WHAT IS REQUIRED:
Scan the data below for the string "range". Copy every line where it appears.

Dataset records:

____

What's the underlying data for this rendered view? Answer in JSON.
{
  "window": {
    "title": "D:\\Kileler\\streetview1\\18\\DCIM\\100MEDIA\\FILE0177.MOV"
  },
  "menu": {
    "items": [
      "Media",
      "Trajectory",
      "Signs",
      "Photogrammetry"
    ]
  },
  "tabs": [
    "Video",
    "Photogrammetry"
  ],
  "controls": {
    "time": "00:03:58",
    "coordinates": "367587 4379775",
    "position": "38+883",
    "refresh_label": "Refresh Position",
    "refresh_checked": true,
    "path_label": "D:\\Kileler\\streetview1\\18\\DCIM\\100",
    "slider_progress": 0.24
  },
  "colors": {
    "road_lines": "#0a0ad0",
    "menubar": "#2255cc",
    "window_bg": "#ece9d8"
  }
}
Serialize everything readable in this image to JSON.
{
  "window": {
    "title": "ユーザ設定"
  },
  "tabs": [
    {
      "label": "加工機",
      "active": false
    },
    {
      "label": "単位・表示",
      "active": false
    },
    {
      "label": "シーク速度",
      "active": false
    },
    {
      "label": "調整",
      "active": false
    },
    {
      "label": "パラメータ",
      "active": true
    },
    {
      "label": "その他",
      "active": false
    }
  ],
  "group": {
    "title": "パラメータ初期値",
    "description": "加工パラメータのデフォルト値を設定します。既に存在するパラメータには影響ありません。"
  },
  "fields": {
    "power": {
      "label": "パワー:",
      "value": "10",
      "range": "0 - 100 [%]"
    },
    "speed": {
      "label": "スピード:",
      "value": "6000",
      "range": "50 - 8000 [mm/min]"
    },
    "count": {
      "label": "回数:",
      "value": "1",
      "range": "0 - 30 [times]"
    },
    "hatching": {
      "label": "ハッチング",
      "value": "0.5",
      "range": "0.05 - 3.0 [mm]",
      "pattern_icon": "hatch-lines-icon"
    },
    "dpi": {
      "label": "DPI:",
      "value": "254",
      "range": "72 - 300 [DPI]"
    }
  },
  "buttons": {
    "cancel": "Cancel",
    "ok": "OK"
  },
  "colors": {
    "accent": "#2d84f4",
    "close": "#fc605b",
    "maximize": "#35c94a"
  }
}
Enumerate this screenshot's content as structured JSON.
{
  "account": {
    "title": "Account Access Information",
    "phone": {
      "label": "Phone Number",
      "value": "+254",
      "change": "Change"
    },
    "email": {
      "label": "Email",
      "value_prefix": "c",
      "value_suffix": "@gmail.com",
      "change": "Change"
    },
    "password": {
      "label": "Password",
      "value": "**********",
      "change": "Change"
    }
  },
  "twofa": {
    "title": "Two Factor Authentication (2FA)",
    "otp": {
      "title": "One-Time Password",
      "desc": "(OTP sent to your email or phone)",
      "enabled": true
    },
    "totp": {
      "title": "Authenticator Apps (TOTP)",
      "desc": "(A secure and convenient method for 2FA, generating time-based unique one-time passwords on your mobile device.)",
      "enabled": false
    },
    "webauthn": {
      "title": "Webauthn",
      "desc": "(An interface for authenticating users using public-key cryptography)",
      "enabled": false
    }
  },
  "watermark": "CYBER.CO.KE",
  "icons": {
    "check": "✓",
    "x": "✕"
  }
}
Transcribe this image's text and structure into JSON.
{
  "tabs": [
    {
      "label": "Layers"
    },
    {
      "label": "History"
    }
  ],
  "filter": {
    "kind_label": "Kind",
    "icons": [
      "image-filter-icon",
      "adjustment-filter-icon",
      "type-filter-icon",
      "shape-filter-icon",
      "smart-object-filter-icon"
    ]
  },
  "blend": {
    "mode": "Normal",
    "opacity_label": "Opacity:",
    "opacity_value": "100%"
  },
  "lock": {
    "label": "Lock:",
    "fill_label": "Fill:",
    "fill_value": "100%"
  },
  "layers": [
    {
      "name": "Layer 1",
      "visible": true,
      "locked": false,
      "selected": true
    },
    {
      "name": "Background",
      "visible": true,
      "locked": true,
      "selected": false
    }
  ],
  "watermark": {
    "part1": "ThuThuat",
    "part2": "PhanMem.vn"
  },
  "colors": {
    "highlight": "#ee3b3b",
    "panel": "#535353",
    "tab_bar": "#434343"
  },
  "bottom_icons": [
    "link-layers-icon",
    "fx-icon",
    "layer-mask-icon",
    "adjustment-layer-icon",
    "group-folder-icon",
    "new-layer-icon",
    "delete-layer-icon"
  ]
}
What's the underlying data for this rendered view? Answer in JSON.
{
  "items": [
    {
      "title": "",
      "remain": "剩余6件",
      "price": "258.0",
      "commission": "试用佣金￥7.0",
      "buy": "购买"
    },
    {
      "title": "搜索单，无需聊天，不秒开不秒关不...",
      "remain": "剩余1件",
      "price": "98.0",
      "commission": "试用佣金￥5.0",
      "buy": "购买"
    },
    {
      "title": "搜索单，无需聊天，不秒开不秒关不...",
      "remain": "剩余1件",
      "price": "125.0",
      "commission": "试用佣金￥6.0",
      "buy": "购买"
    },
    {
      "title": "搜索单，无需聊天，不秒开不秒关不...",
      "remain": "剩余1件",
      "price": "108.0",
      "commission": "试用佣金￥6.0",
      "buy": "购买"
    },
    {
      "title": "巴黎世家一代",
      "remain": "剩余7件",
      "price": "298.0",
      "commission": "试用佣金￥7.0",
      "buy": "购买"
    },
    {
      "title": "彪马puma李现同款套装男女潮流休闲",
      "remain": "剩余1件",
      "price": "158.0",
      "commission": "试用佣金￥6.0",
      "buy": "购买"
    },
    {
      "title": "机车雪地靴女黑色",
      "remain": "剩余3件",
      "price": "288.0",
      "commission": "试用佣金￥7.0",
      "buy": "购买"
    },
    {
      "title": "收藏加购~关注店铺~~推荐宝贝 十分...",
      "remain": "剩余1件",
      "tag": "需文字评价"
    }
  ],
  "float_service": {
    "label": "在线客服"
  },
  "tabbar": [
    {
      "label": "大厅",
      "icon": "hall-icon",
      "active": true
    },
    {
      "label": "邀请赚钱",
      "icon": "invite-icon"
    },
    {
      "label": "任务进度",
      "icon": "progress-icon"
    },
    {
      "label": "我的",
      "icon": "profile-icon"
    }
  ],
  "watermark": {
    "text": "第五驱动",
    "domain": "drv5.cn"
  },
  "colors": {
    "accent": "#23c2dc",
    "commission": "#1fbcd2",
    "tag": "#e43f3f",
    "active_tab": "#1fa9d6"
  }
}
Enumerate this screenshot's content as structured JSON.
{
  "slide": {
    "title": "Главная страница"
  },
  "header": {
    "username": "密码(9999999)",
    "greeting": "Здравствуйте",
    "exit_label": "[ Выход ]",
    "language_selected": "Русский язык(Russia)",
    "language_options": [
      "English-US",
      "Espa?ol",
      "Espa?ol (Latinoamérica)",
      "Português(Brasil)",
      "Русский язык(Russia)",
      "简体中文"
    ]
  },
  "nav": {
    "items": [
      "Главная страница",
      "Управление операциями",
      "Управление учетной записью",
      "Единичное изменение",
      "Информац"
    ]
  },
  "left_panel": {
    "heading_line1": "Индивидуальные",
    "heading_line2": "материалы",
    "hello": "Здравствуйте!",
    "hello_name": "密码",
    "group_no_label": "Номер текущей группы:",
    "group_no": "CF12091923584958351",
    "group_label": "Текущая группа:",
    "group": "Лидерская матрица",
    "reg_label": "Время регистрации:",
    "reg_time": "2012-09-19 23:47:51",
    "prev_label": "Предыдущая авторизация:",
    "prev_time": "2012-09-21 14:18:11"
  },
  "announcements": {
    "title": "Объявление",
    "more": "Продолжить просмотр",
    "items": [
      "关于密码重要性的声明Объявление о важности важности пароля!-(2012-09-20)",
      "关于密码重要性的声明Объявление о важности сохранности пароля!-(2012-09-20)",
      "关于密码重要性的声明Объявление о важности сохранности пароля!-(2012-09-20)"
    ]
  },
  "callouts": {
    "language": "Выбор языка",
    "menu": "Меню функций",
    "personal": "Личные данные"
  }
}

____

EXERCISE ANSWER:
      "range": "0 - 100 [%]"
      "range": "50 - 8000 [mm/min]"
      "range": "0 - 30 [times]"
      "range": "0.05 - 3.0 [mm]",
      "range": "72 - 300 [DPI]"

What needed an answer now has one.